* [Work required]:
Retype the records below word for word and omit any image.

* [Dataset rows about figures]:

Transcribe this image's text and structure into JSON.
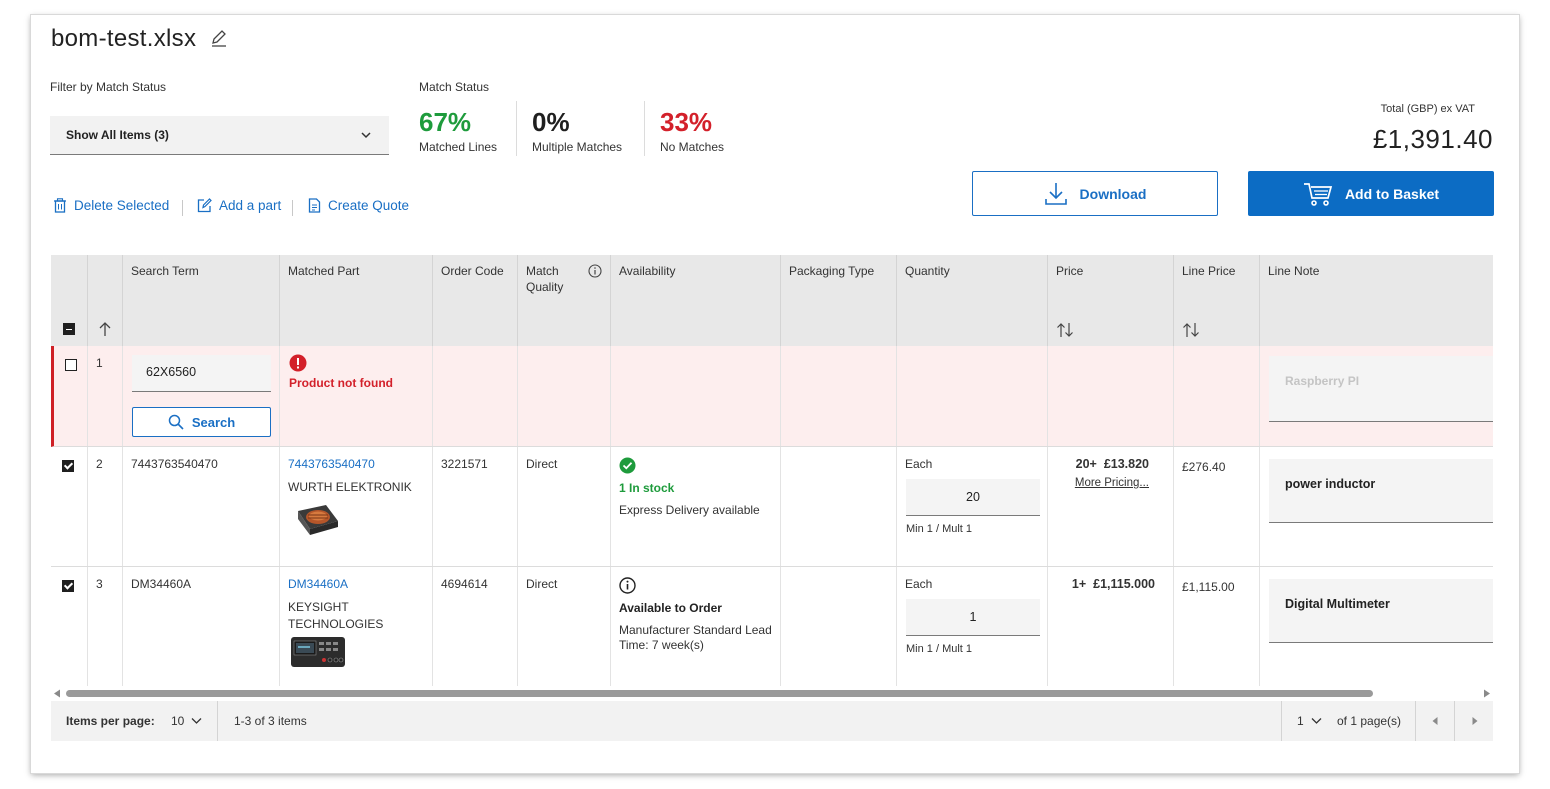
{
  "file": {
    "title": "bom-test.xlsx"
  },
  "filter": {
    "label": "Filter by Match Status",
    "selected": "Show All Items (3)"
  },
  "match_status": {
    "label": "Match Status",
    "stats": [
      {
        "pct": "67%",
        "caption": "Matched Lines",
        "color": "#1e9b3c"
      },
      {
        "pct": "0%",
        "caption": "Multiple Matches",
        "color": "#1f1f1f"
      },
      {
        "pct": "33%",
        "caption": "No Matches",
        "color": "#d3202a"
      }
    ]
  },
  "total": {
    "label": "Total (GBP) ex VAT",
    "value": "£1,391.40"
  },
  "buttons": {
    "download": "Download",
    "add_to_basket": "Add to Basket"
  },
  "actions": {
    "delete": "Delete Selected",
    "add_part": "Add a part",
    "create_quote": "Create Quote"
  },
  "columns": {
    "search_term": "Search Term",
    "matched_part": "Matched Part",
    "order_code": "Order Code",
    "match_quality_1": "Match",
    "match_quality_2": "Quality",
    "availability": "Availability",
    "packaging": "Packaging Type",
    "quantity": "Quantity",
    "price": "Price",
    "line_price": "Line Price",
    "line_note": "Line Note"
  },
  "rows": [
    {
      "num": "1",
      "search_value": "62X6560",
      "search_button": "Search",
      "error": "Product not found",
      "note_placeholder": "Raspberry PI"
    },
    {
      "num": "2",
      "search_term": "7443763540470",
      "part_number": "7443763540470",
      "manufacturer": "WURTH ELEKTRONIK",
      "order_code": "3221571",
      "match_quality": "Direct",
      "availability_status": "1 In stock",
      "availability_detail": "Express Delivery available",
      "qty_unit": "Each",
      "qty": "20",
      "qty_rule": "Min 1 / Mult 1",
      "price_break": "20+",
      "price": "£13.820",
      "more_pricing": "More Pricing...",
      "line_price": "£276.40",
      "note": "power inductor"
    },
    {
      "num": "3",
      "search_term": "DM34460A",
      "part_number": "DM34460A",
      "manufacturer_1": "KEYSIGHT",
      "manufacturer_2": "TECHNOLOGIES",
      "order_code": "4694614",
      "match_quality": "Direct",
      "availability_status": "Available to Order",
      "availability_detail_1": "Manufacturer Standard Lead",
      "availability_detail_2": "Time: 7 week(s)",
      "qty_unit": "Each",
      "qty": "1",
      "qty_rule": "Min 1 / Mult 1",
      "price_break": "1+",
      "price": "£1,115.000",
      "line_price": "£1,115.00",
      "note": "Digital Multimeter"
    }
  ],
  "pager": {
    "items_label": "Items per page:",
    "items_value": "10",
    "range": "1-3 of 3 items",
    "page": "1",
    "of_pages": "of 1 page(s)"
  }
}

* [Response to the task]:
Transcribe this image's text and structure into JSON.
{
  "file": {
    "title": "bom-test.xlsx"
  },
  "filter": {
    "label": "Filter by Match Status",
    "selected": "Show All Items (3)"
  },
  "match_status": {
    "label": "Match Status",
    "stats": [
      {
        "pct": "67%",
        "caption": "Matched Lines",
        "color": "#1e9b3c"
      },
      {
        "pct": "0%",
        "caption": "Multiple Matches",
        "color": "#1f1f1f"
      },
      {
        "pct": "33%",
        "caption": "No Matches",
        "color": "#d3202a"
      }
    ]
  },
  "total": {
    "label": "Total (GBP) ex VAT",
    "value": "£1,391.40"
  },
  "buttons": {
    "download": "Download",
    "add_to_basket": "Add to Basket"
  },
  "actions": {
    "delete": "Delete Selected",
    "add_part": "Add a part",
    "create_quote": "Create Quote"
  },
  "columns": {
    "search_term": "Search Term",
    "matched_part": "Matched Part",
    "order_code": "Order Code",
    "match_quality_1": "Match",
    "match_quality_2": "Quality",
    "availability": "Availability",
    "packaging": "Packaging Type",
    "quantity": "Quantity",
    "price": "Price",
    "line_price": "Line Price",
    "line_note": "Line Note"
  },
  "rows": [
    {
      "num": "1",
      "search_value": "62X6560",
      "search_button": "Search",
      "error": "Product not found",
      "note_placeholder": "Raspberry PI"
    },
    {
      "num": "2",
      "search_term": "7443763540470",
      "part_number": "7443763540470",
      "manufacturer": "WURTH ELEKTRONIK",
      "order_code": "3221571",
      "match_quality": "Direct",
      "availability_status": "1 In stock",
      "availability_detail": "Express Delivery available",
      "qty_unit": "Each",
      "qty": "20",
      "qty_rule": "Min 1 / Mult 1",
      "price_break": "20+",
      "price": "£13.820",
      "more_pricing": "More Pricing...",
      "line_price": "£276.40",
      "note": "power inductor"
    },
    {
      "num": "3",
      "search_term": "DM34460A",
      "part_number": "DM34460A",
      "manufacturer_1": "KEYSIGHT",
      "manufacturer_2": "TECHNOLOGIES",
      "order_code": "4694614",
      "match_quality": "Direct",
      "availability_status": "Available to Order",
      "availability_detail_1": "Manufacturer Standard Lead",
      "availability_detail_2": "Time: 7 week(s)",
      "qty_unit": "Each",
      "qty": "1",
      "qty_rule": "Min 1 / Mult 1",
      "price_break": "1+",
      "price": "£1,115.000",
      "line_price": "£1,115.00",
      "note": "Digital Multimeter"
    }
  ],
  "pager": {
    "items_label": "Items per page:",
    "items_value": "10",
    "range": "1-3 of 3 items",
    "page": "1",
    "of_pages": "of 1 page(s)"
  }
}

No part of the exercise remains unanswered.